DESCRIPTION OF THE TASK
Take every line from the listing below that includes "JSON" and copy it.

STORED ROWS

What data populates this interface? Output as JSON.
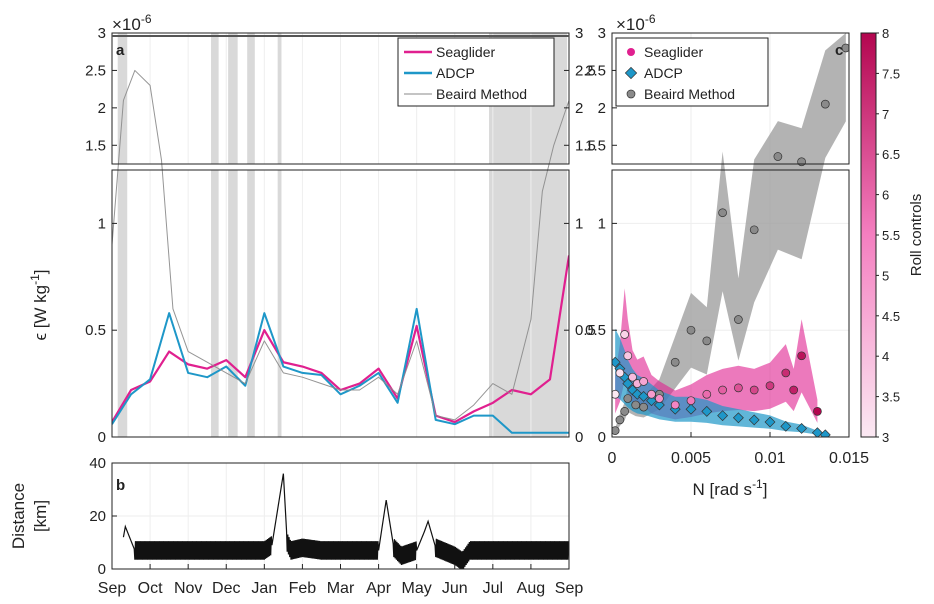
{
  "figure": {
    "panel_a_label": "a",
    "panel_b_label": "b",
    "panel_c_label": "c",
    "multiplier_a": "×10",
    "multiplier_c": "×10",
    "multiplier_exp": "-6",
    "ylabel_a": "ϵ [W kg",
    "ylabel_a_sup": "-1",
    "ylabel_a_end": "]",
    "ylabel_b_line1": "Distance",
    "ylabel_b_line2": "[km]",
    "xlabel_c": "N [rad s",
    "xlabel_c_sup": "-1",
    "xlabel_c_end": "]",
    "colorbar_label": "Roll controls"
  },
  "colors": {
    "seaglider": "#e0208f",
    "adcp": "#1e97c8",
    "beaird": "#8a8a8a",
    "shade": "#d9d9d9"
  },
  "chart_data": [
    {
      "panel": "a",
      "type": "line",
      "xlabel": "",
      "ylabel": "ϵ [W kg-1]",
      "x_months": [
        "Sep",
        "Oct",
        "Nov",
        "Dec",
        "Jan",
        "Feb",
        "Mar",
        "Apr",
        "May",
        "Jun",
        "Jul",
        "Aug",
        "Sep"
      ],
      "y_ticks_lower": [
        "0",
        "0.5",
        "1"
      ],
      "y_ticks_upper": [
        "1.5",
        "2",
        "2.5",
        "3"
      ],
      "y_unit_scale": "1e-6",
      "ylim_lower": [
        0,
        1.25
      ],
      "ylim_upper": [
        1.25,
        3
      ],
      "legend": [
        "Seaglider",
        "ADCP",
        "Beaird Method"
      ],
      "legend_position": "top-right",
      "series": [
        {
          "name": "Seaglider",
          "x": [
            0,
            0.5,
            1,
            1.5,
            2,
            2.5,
            3,
            3.5,
            4,
            4.5,
            5,
            5.5,
            6,
            6.5,
            7,
            7.5,
            8,
            8.5,
            9,
            9.5,
            10,
            10.5,
            11,
            11.5,
            12
          ],
          "y": [
            0.07,
            0.22,
            0.26,
            0.4,
            0.34,
            0.32,
            0.36,
            0.28,
            0.5,
            0.35,
            0.33,
            0.3,
            0.22,
            0.25,
            0.32,
            0.18,
            0.52,
            0.1,
            0.07,
            0.12,
            0.16,
            0.22,
            0.2,
            0.27,
            0.85
          ]
        },
        {
          "name": "ADCP",
          "x": [
            0,
            0.5,
            1,
            1.5,
            2,
            2.5,
            3,
            3.5,
            4,
            4.5,
            5,
            5.5,
            6,
            6.5,
            7,
            7.5,
            8,
            8.5,
            9,
            9.5,
            10,
            10.5,
            11,
            11.5,
            12
          ],
          "y": [
            0.06,
            0.2,
            0.27,
            0.58,
            0.3,
            0.28,
            0.33,
            0.24,
            0.58,
            0.33,
            0.3,
            0.29,
            0.2,
            0.24,
            0.3,
            0.16,
            0.6,
            0.08,
            0.06,
            0.1,
            0.1,
            0.02,
            0.02,
            0.02,
            0.02
          ]
        },
        {
          "name": "Beaird Method",
          "x": [
            0,
            0.3,
            0.6,
            1,
            1.3,
            1.6,
            2,
            2.5,
            3,
            3.5,
            4,
            4.5,
            5,
            5.5,
            6,
            6.5,
            7,
            7.5,
            8,
            8.5,
            9,
            9.5,
            10,
            10.5,
            11,
            11.3,
            11.6,
            12
          ],
          "y": [
            0.9,
            2.1,
            2.5,
            2.3,
            1.3,
            0.6,
            0.4,
            0.35,
            0.3,
            0.25,
            0.45,
            0.3,
            0.28,
            0.25,
            0.22,
            0.22,
            0.28,
            0.2,
            0.45,
            0.1,
            0.08,
            0.15,
            0.25,
            0.2,
            0.55,
            1.15,
            1.5,
            2.1
          ]
        }
      ],
      "shaded_months": [
        [
          0.15,
          0.4
        ],
        [
          2.6,
          2.8
        ],
        [
          3.05,
          3.3
        ],
        [
          3.55,
          3.75
        ],
        [
          4.35,
          4.45
        ],
        [
          9.9,
          11.95
        ]
      ]
    },
    {
      "panel": "b",
      "type": "line",
      "ylabel": "Distance [km]",
      "y_ticks": [
        "0",
        "20",
        "40"
      ],
      "ylim": [
        0,
        40
      ],
      "series": [
        {
          "name": "",
          "x": [
            0.3,
            0.35,
            0.6,
            1,
            1.5,
            2,
            2.5,
            3,
            3.5,
            4,
            4.2,
            4.5,
            4.6,
            4.7,
            5,
            5.5,
            6,
            6.5,
            7,
            7.2,
            7.4,
            7.6,
            8,
            8.2,
            8.3,
            8.5,
            9,
            9.2,
            9.4,
            9.6,
            10,
            10.5,
            11,
            11.5,
            12
          ],
          "y": [
            12,
            16,
            7,
            7,
            7,
            7,
            7,
            7,
            7,
            7,
            9,
            36,
            10,
            7,
            8,
            7,
            7,
            7,
            7,
            26,
            8,
            5,
            7,
            14,
            18,
            8,
            5,
            3,
            7,
            7,
            7,
            7,
            7,
            7,
            7
          ]
        }
      ]
    },
    {
      "panel": "c",
      "type": "scatter",
      "xlabel": "N [rad s-1]",
      "x_ticks": [
        "0",
        "0.005",
        "0.01",
        "0.015"
      ],
      "xlim": [
        0,
        0.015
      ],
      "y_ticks_lower": [
        "0",
        "0.5",
        "1"
      ],
      "y_ticks_upper": [
        "1.5",
        "2",
        "2.5",
        "3"
      ],
      "ylim_lower": [
        0,
        1.25
      ],
      "ylim_upper": [
        1.25,
        3
      ],
      "legend": [
        "Seaglider",
        "ADCP",
        "Beaird Method"
      ],
      "legend_position": "top-left",
      "colorbar": {
        "label": "Roll controls",
        "ticks": [
          "3",
          "3.5",
          "4",
          "4.5",
          "5",
          "5.5",
          "6",
          "6.5",
          "7",
          "7.5",
          "8"
        ],
        "range": [
          3,
          8
        ]
      },
      "series": [
        {
          "name": "Seaglider",
          "x": [
            0.0002,
            0.0005,
            0.0008,
            0.001,
            0.0013,
            0.0016,
            0.002,
            0.0025,
            0.003,
            0.004,
            0.005,
            0.006,
            0.007,
            0.008,
            0.009,
            0.01,
            0.011,
            0.0115,
            0.012,
            0.013
          ],
          "y": [
            0.2,
            0.3,
            0.48,
            0.38,
            0.28,
            0.25,
            0.26,
            0.2,
            0.18,
            0.15,
            0.17,
            0.2,
            0.22,
            0.23,
            0.22,
            0.24,
            0.3,
            0.22,
            0.38,
            0.12
          ]
        },
        {
          "name": "ADCP",
          "x": [
            0.0002,
            0.0005,
            0.0008,
            0.001,
            0.0013,
            0.0016,
            0.002,
            0.0025,
            0.003,
            0.004,
            0.005,
            0.006,
            0.007,
            0.008,
            0.009,
            0.01,
            0.011,
            0.012,
            0.013,
            0.0135
          ],
          "y": [
            0.35,
            0.32,
            0.28,
            0.25,
            0.22,
            0.2,
            0.19,
            0.17,
            0.15,
            0.13,
            0.13,
            0.12,
            0.1,
            0.09,
            0.08,
            0.07,
            0.05,
            0.04,
            0.02,
            0.01
          ]
        },
        {
          "name": "Beaird Method",
          "x": [
            0.0002,
            0.0005,
            0.0008,
            0.001,
            0.0015,
            0.002,
            0.003,
            0.004,
            0.005,
            0.006,
            0.007,
            0.008,
            0.009,
            0.0105,
            0.012,
            0.0135,
            0.0148
          ],
          "y": [
            0.03,
            0.08,
            0.12,
            0.18,
            0.15,
            0.14,
            0.2,
            0.35,
            0.5,
            0.45,
            1.05,
            0.55,
            0.97,
            1.35,
            1.28,
            2.05,
            2.8
          ]
        }
      ]
    }
  ]
}
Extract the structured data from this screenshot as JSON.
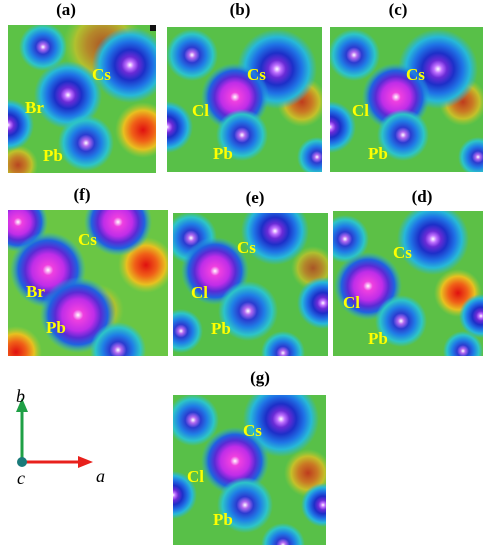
{
  "panels": [
    {
      "id": "a",
      "title": "(a)",
      "labels": {
        "cs": "Cs",
        "x": "Br",
        "pb": "Pb"
      }
    },
    {
      "id": "b",
      "title": "(b)",
      "labels": {
        "cs": "Cs",
        "x": "Cl",
        "pb": "Pb"
      }
    },
    {
      "id": "c",
      "title": "(c)",
      "labels": {
        "cs": "Cs",
        "x": "Cl",
        "pb": "Pb"
      }
    },
    {
      "id": "f",
      "title": "(f)",
      "labels": {
        "cs": "Cs",
        "x": "Br",
        "pb": "Pb"
      }
    },
    {
      "id": "e",
      "title": "(e)",
      "labels": {
        "cs": "Cs",
        "x": "Cl",
        "pb": "Pb"
      }
    },
    {
      "id": "d",
      "title": "(d)",
      "labels": {
        "cs": "Cs",
        "x": "Cl",
        "pb": "Pb"
      }
    },
    {
      "id": "g",
      "title": "(g)",
      "labels": {
        "cs": "Cs",
        "x": "Cl",
        "pb": "Pb"
      }
    }
  ],
  "axes": {
    "a": "a",
    "b": "b",
    "c": "c"
  },
  "colors": {
    "axis_a": "#e8201c",
    "axis_b": "#1fa046",
    "origin": "#1a7a7a",
    "label": "#ffff00"
  }
}
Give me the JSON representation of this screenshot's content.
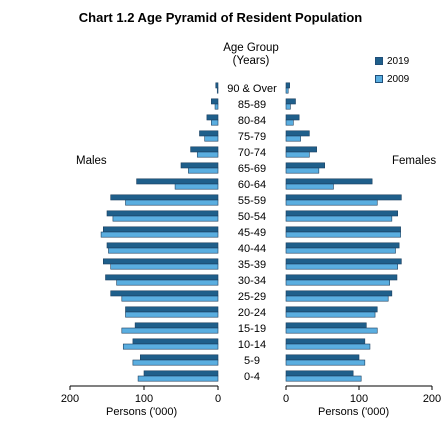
{
  "chart_title": "Chart 1.2  Age Pyramid of Resident Population",
  "age_group_heading": "Age Group",
  "age_group_unit": "(Years)",
  "left_side_label": "Males",
  "right_side_label": "Females",
  "legend": [
    {
      "label": "2019",
      "color": "#1f5f8b"
    },
    {
      "label": "2009",
      "color": "#5aaee0"
    }
  ],
  "x_axis_title": "Persons ('000)",
  "colors": {
    "series_2019": "#1f5f8b",
    "series_2009": "#5aaee0",
    "bar_edge": "#1b3f5f"
  },
  "chart_data": {
    "type": "bar",
    "orientation": "horizontal-pyramid",
    "title": "Chart 1.2  Age Pyramid of Resident Population",
    "xlabel": "Persons ('000)",
    "categories": [
      "90 & Over",
      "85-89",
      "80-84",
      "75-79",
      "70-74",
      "65-69",
      "60-64",
      "55-59",
      "50-54",
      "45-49",
      "40-44",
      "35-39",
      "30-34",
      "25-29",
      "20-24",
      "15-19",
      "10-14",
      "5-9",
      "0-4"
    ],
    "males": {
      "series": [
        {
          "name": "2019",
          "values": [
            3,
            9,
            15,
            25,
            37,
            50,
            110,
            145,
            150,
            155,
            150,
            155,
            152,
            145,
            125,
            112,
            115,
            105,
            100
          ]
        },
        {
          "name": "2009",
          "values": [
            1,
            4,
            9,
            18,
            28,
            40,
            58,
            125,
            142,
            158,
            148,
            145,
            137,
            130,
            125,
            130,
            128,
            115,
            108
          ]
        }
      ]
    },
    "females": {
      "series": [
        {
          "name": "2019",
          "values": [
            5,
            13,
            18,
            32,
            42,
            53,
            118,
            158,
            153,
            157,
            155,
            158,
            152,
            145,
            125,
            110,
            108,
            100,
            92
          ]
        },
        {
          "name": "2009",
          "values": [
            3,
            6,
            10,
            20,
            32,
            45,
            65,
            125,
            145,
            157,
            150,
            153,
            142,
            140,
            122,
            125,
            115,
            108,
            103
          ]
        }
      ]
    },
    "xlim": [
      0,
      200
    ],
    "ticks": [
      "200",
      "100",
      "0",
      "0",
      "100",
      "200"
    ],
    "grid": false,
    "legend_position": "top-right"
  }
}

EXERCISE ANSWER
What data populates this interface? Output as JSON.
Extract the structured data from this screenshot as JSON.
Give me the JSON representation of this screenshot's content.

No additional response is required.